**Entries shown**
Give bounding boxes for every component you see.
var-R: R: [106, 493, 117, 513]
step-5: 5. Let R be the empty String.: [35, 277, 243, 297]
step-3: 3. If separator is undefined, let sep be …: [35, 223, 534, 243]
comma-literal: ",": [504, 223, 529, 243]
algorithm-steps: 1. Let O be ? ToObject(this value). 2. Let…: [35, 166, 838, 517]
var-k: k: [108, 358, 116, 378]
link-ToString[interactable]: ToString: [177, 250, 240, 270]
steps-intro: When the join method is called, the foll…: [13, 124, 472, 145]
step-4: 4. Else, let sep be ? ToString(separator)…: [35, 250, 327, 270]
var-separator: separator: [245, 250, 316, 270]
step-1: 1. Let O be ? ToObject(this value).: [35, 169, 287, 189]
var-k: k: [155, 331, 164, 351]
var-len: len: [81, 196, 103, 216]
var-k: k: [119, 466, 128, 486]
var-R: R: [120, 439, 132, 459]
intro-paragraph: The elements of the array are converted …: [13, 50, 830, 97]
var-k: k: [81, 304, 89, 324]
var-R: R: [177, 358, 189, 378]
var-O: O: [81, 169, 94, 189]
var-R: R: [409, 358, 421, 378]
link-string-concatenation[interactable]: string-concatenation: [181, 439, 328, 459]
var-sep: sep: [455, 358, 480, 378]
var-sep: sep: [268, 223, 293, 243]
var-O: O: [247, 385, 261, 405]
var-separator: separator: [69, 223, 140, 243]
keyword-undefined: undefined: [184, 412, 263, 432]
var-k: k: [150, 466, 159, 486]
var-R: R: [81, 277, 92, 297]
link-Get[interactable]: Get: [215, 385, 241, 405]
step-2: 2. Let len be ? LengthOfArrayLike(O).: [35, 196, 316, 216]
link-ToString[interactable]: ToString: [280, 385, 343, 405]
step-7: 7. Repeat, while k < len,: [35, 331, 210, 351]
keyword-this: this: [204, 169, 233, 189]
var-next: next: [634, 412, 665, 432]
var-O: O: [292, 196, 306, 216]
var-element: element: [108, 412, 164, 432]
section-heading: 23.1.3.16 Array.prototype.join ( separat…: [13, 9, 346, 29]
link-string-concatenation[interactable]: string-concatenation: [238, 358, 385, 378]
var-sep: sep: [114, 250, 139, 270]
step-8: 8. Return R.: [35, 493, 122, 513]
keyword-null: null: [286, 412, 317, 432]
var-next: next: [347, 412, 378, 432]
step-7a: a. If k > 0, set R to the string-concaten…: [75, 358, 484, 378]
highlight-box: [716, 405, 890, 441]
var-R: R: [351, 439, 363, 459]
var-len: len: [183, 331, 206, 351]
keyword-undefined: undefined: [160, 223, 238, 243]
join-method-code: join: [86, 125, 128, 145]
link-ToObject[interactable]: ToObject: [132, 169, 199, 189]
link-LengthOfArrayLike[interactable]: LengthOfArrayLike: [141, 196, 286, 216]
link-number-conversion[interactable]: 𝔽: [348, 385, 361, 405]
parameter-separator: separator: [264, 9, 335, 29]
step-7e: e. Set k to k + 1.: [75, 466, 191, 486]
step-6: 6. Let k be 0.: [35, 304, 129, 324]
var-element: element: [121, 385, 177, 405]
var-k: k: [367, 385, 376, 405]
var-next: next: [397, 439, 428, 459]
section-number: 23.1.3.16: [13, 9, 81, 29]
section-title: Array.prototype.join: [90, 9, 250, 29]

**Problem statement**
Copy out the lines of the records word for word, starting at the first line and ending at the line that contains "223, 529, 243]", with both of those lines included.

**Answer below**
Give bounding boxes for every component you see.
var-R: R: [106, 493, 117, 513]
step-5: 5. Let R be the empty String.: [35, 277, 243, 297]
step-3: 3. If separator is undefined, let sep be …: [35, 223, 534, 243]
comma-literal: ",": [504, 223, 529, 243]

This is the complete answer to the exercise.